= Task details =
Make an exact copy of the records, dropping all pictures.

= Records for this exercise =
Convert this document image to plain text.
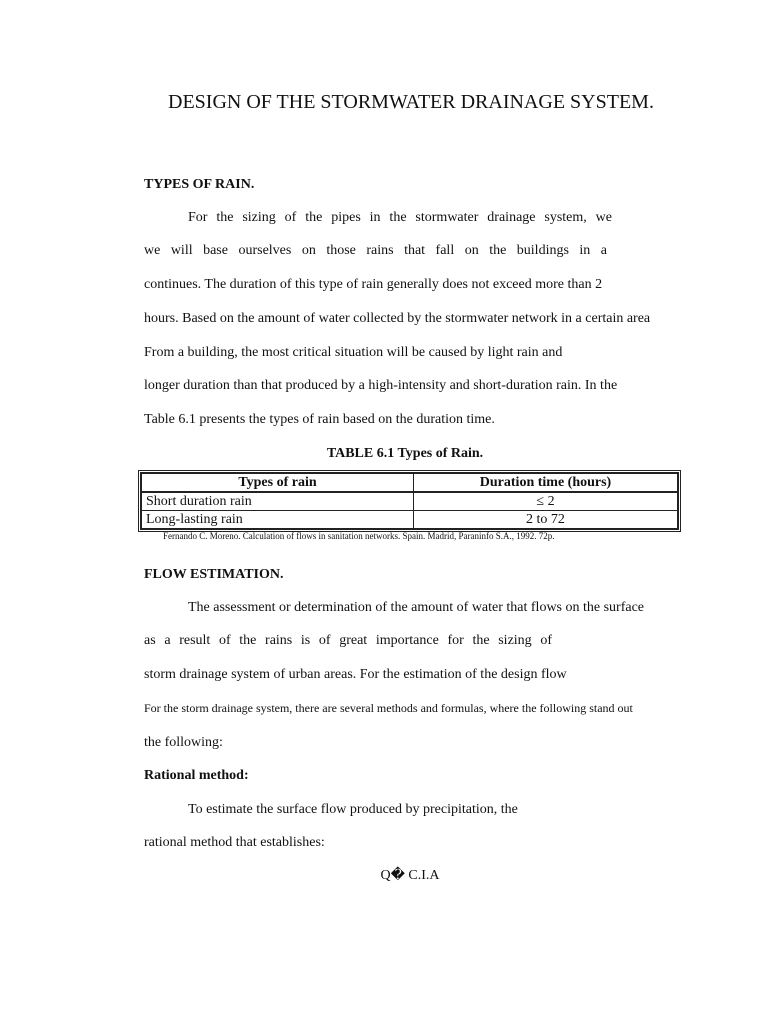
DESIGN OF THE STORMWATER DRAINAGE SYSTEM.
TYPES OF RAIN.
For the sizing of the pipes in the stormwater drainage system, we
we will base ourselves on those rains that fall on the buildings in a
continues. The duration of this type of rain generally does not exceed more than 2
hours. Based on the amount of water collected by the stormwater network in a certain area
From a building, the most critical situation will be caused by light rain and
longer duration than that produced by a high-intensity and short-duration rain. In the
Table 6.1 presents the types of rain based on the duration time.
TABLE 6.1 Types of Rain.
Types of rain	Duration time (hours)
Short duration rain	≤ 2
Long-lasting rain	2 to 72
Fernando C. Moreno. Calculation of flows in sanitation networks. Spain. Madrid, Paraninfo S.A., 1992. 72p.
FLOW ESTIMATION.
The assessment or determination of the amount of water that flows on the surface
as a result of the rains is of great importance for the sizing of
storm drainage system of urban areas. For the estimation of the design flow
For the storm drainage system, there are several methods and formulas, where the following stand out
the following:
Rational method:
To estimate the surface flow produced by precipitation, the
rational method that establishes:
Q� C.I.A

= Full answer =
Convert this document image to plain text.
DESIGN OF THE STORMWATER DRAINAGE SYSTEM.
TYPES OF RAIN.
For the sizing of the pipes in the stormwater drainage system, we
we will base ourselves on those rains that fall on the buildings in a
continues. The duration of this type of rain generally does not exceed more than 2
hours. Based on the amount of water collected by the stormwater network in a certain area
From a building, the most critical situation will be caused by light rain and
longer duration than that produced by a high-intensity and short-duration rain. In the
Table 6.1 presents the types of rain based on the duration time.
TABLE 6.1 Types of Rain.
Types of rain	Duration time (hours)
Short duration rain	≤ 2
Long-lasting rain	2 to 72
Fernando C. Moreno. Calculation of flows in sanitation networks. Spain. Madrid, Paraninfo S.A., 1992. 72p.
FLOW ESTIMATION.
The assessment or determination of the amount of water that flows on the surface
as a result of the rains is of great importance for the sizing of
storm drainage system of urban areas. For the estimation of the design flow
For the storm drainage system, there are several methods and formulas, where the following stand out
the following:
Rational method:
To estimate the surface flow produced by precipitation, the
rational method that establishes:
Q� C.I.A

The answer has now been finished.